* DATASET ROWS

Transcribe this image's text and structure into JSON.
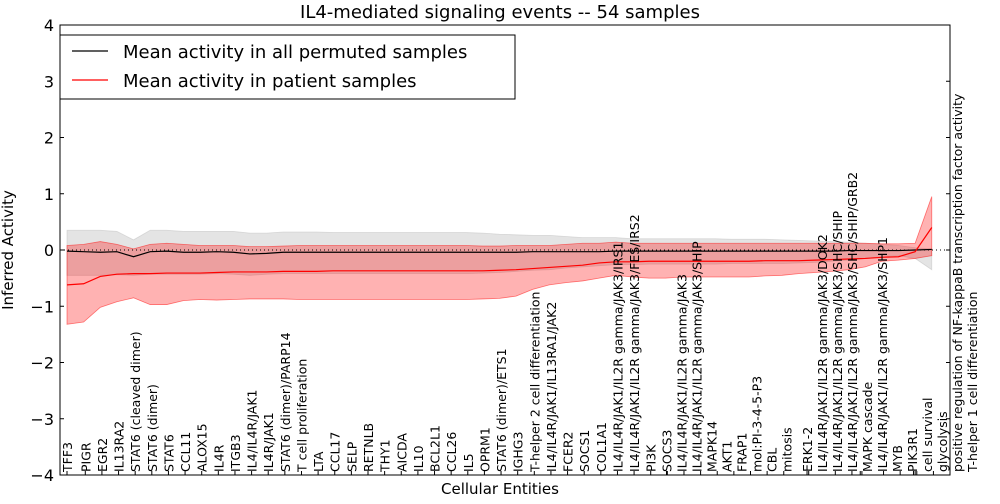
{
  "chart_data": {
    "type": "line",
    "title": "IL4-mediated signaling events -- 54 samples",
    "xlabel": "Cellular Entities",
    "ylabel": "Inferred Activity",
    "ylim": [
      -4,
      4
    ],
    "xlim": [
      -0.4,
      53.0
    ],
    "yticks": [
      -4,
      -3,
      -2,
      -1,
      0,
      1,
      2,
      3,
      4
    ],
    "ytick_labels": [
      "−4",
      "−3",
      "−2",
      "−1",
      "0",
      "1",
      "2",
      "3",
      "4"
    ],
    "grid": false,
    "legend_position": "top-left",
    "legend": [
      {
        "label": "Mean activity in all permuted samples",
        "color": "#000000"
      },
      {
        "label": "Mean activity in patient samples",
        "color": "#ff0000"
      }
    ],
    "x_labels": [
      {
        "x": 0,
        "text": "TFF3"
      },
      {
        "x": 1.1,
        "text": "PIGR"
      },
      {
        "x": 2.1,
        "text": "EGR2"
      },
      {
        "x": 3.1,
        "text": "IL13RA2"
      },
      {
        "x": 4.1,
        "text": "STAT6 (cleaved dimer)"
      },
      {
        "x": 5.1,
        "text": "STAT6 (dimer)"
      },
      {
        "x": 6.1,
        "text": "STAT6"
      },
      {
        "x": 7.1,
        "text": "CCL11"
      },
      {
        "x": 8.1,
        "text": "ALOX15"
      },
      {
        "x": 9.1,
        "text": "IL4R"
      },
      {
        "x": 10.1,
        "text": "ITGB3"
      },
      {
        "x": 11.1,
        "text": "IL4/IL4R/JAK1"
      },
      {
        "x": 12.1,
        "text": "IL4R/JAK1"
      },
      {
        "x": 13.1,
        "text": "STAT6 (dimer)/PARP14"
      },
      {
        "x": 14.1,
        "text": "T cell proliferation"
      },
      {
        "x": 15.1,
        "text": "LTA"
      },
      {
        "x": 16.1,
        "text": "CCL17"
      },
      {
        "x": 17.1,
        "text": "SELP"
      },
      {
        "x": 18.1,
        "text": "RETNLB"
      },
      {
        "x": 19.1,
        "text": "THY1"
      },
      {
        "x": 20.1,
        "text": "AICDA"
      },
      {
        "x": 21.1,
        "text": "IL10"
      },
      {
        "x": 22.1,
        "text": "BCL2L1"
      },
      {
        "x": 23.1,
        "text": "CCL26"
      },
      {
        "x": 24.1,
        "text": "IL5"
      },
      {
        "x": 25.1,
        "text": "OPRM1"
      },
      {
        "x": 26.1,
        "text": "STAT6 (dimer)/ETS1"
      },
      {
        "x": 27.1,
        "text": "IGHG3"
      },
      {
        "x": 28.1,
        "text": "T-helper 2 cell differentiation"
      },
      {
        "x": 29.1,
        "text": "IL4/IL4R/JAK1/IL13RA1/JAK2"
      },
      {
        "x": 30.1,
        "text": "FCER2"
      },
      {
        "x": 31.1,
        "text": "SOCS1"
      },
      {
        "x": 32.1,
        "text": "COL1A1"
      },
      {
        "x": 33.1,
        "text": "IL4/IL4R/JAK1/IL2R gamma/JAK3/IRS1"
      },
      {
        "x": 34.1,
        "text": "IL4/IL4R/JAK1/IL2R gamma/JAK3/FES/IRS2"
      },
      {
        "x": 35.1,
        "text": "PI3K"
      },
      {
        "x": 36.05,
        "text": "SOCS3"
      },
      {
        "x": 36.1,
        "text": "IL4/IL4R/JAK1/IL2R gamma/JAK3"
      },
      {
        "x": 37.1,
        "text": "IL4/IL4R/JAK1/IL2R gamma/JAK3/SHIP"
      },
      {
        "x": 38.1,
        "text": "MAPK14"
      },
      {
        "x": 39.1,
        "text": "AKT1"
      },
      {
        "x": 40.1,
        "text": "FRAP1"
      },
      {
        "x": 41.1,
        "text": "mol:PI-3-4-5-P3"
      },
      {
        "x": 42.1,
        "text": "CBL"
      },
      {
        "x": 43.1,
        "text": "mitosis"
      },
      {
        "x": 44.5,
        "text": "ERK1-2"
      },
      {
        "x": 44.6,
        "text": "IL4/IL4R/JAK1/IL2R gamma/JAK3/DOK2"
      },
      {
        "x": 46.2,
        "text": "IL4/IL4R/JAK1/IL2R gamma/JAK3/SHC/SHIP"
      },
      {
        "x": 47.2,
        "text": "IL4/IL4R/JAK1/IL2R gamma/JAK3/SHC/SHIP/GRB2"
      },
      {
        "x": 47.7,
        "text": "MAPK cascade"
      },
      {
        "x": 47.8,
        "text": "IL4/IL4R/JAK1/IL2R gamma/JAK3/SHP1"
      },
      {
        "x": 49.1,
        "text": "MYB"
      },
      {
        "x": 50.1,
        "text": "PIK3R1"
      },
      {
        "x": 50.9,
        "text": "cell survival"
      },
      {
        "x": 51.0,
        "text": "glycolysis"
      },
      {
        "x": 51.1,
        "text": "positive regulation of NF-kappaB transcription factor activity"
      },
      {
        "x": 52.1,
        "text": "T-helper 1 cell differentiation"
      }
    ],
    "series": [
      {
        "name": "Mean activity in all permuted samples",
        "color": "#000000",
        "mean": [
          -0.02,
          -0.03,
          -0.04,
          -0.03,
          -0.12,
          -0.03,
          -0.02,
          -0.04,
          -0.04,
          -0.03,
          -0.04,
          -0.07,
          -0.06,
          -0.04,
          -0.04,
          -0.04,
          -0.04,
          -0.04,
          -0.04,
          -0.04,
          -0.04,
          -0.04,
          -0.04,
          -0.04,
          -0.04,
          -0.04,
          -0.04,
          -0.04,
          -0.03,
          -0.03,
          -0.03,
          -0.03,
          -0.03,
          -0.02,
          -0.02,
          -0.02,
          -0.02,
          -0.02,
          -0.02,
          -0.02,
          -0.02,
          -0.02,
          -0.02,
          -0.02,
          -0.02,
          -0.02,
          -0.02,
          -0.01,
          -0.01,
          -0.01,
          -0.01,
          0.0,
          0.01
        ],
        "upper": [
          0.35,
          0.35,
          0.35,
          0.33,
          0.18,
          0.35,
          0.35,
          0.33,
          0.33,
          0.33,
          0.33,
          0.3,
          0.3,
          0.32,
          0.32,
          0.32,
          0.31,
          0.31,
          0.31,
          0.31,
          0.31,
          0.31,
          0.31,
          0.31,
          0.31,
          0.3,
          0.28,
          0.27,
          0.26,
          0.26,
          0.24,
          0.22,
          0.22,
          0.22,
          0.2,
          0.2,
          0.2,
          0.2,
          0.2,
          0.2,
          0.19,
          0.19,
          0.19,
          0.18,
          0.17,
          0.16,
          0.15,
          0.14,
          0.12,
          0.1,
          0.08,
          0.04,
          0.02
        ],
        "lower": [
          -0.45,
          -0.45,
          -0.45,
          -0.44,
          -0.45,
          -0.43,
          -0.43,
          -0.43,
          -0.43,
          -0.42,
          -0.43,
          -0.45,
          -0.43,
          -0.42,
          -0.42,
          -0.42,
          -0.42,
          -0.42,
          -0.42,
          -0.42,
          -0.42,
          -0.42,
          -0.42,
          -0.42,
          -0.42,
          -0.41,
          -0.4,
          -0.38,
          -0.36,
          -0.35,
          -0.32,
          -0.3,
          -0.28,
          -0.26,
          -0.26,
          -0.25,
          -0.25,
          -0.25,
          -0.25,
          -0.25,
          -0.24,
          -0.24,
          -0.24,
          -0.24,
          -0.23,
          -0.22,
          -0.2,
          -0.18,
          -0.15,
          -0.12,
          -0.1,
          -0.15,
          -0.35
        ]
      },
      {
        "name": "Mean activity in patient samples",
        "color": "#ff0000",
        "mean": [
          -0.62,
          -0.6,
          -0.47,
          -0.43,
          -0.42,
          -0.42,
          -0.41,
          -0.41,
          -0.41,
          -0.4,
          -0.39,
          -0.39,
          -0.39,
          -0.38,
          -0.38,
          -0.38,
          -0.37,
          -0.37,
          -0.37,
          -0.37,
          -0.37,
          -0.37,
          -0.37,
          -0.37,
          -0.37,
          -0.37,
          -0.36,
          -0.35,
          -0.33,
          -0.31,
          -0.29,
          -0.27,
          -0.23,
          -0.21,
          -0.21,
          -0.2,
          -0.2,
          -0.2,
          -0.2,
          -0.2,
          -0.2,
          -0.2,
          -0.19,
          -0.19,
          -0.19,
          -0.18,
          -0.17,
          -0.16,
          -0.15,
          -0.13,
          -0.12,
          -0.03,
          0.4
        ],
        "upper": [
          0.08,
          0.1,
          0.15,
          0.1,
          0.02,
          0.1,
          0.12,
          0.1,
          0.08,
          0.08,
          0.08,
          0.06,
          0.06,
          0.07,
          0.08,
          0.08,
          0.08,
          0.08,
          0.08,
          0.08,
          0.08,
          0.08,
          0.08,
          0.08,
          0.08,
          0.07,
          0.07,
          0.08,
          0.08,
          0.08,
          0.1,
          0.12,
          0.12,
          0.14,
          0.12,
          0.12,
          0.12,
          0.12,
          0.12,
          0.12,
          0.12,
          0.12,
          0.12,
          0.12,
          0.12,
          0.12,
          0.12,
          0.12,
          0.12,
          0.11,
          0.11,
          0.12,
          0.95
        ],
        "lower": [
          -1.32,
          -1.28,
          -1.02,
          -0.92,
          -0.85,
          -0.97,
          -0.97,
          -0.9,
          -0.88,
          -0.89,
          -0.88,
          -0.87,
          -0.87,
          -0.87,
          -0.88,
          -0.88,
          -0.88,
          -0.88,
          -0.88,
          -0.88,
          -0.88,
          -0.88,
          -0.88,
          -0.88,
          -0.88,
          -0.87,
          -0.86,
          -0.82,
          -0.7,
          -0.62,
          -0.58,
          -0.55,
          -0.5,
          -0.45,
          -0.48,
          -0.5,
          -0.5,
          -0.48,
          -0.48,
          -0.48,
          -0.48,
          -0.48,
          -0.46,
          -0.45,
          -0.42,
          -0.4,
          -0.38,
          -0.35,
          -0.3,
          -0.2,
          -0.18,
          -0.15,
          -0.1
        ]
      }
    ]
  }
}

* WORK TO DO
For the material, find the number of lines holding the word "permuted" and give that figure and nothing more.

* FULL RESPONSE
2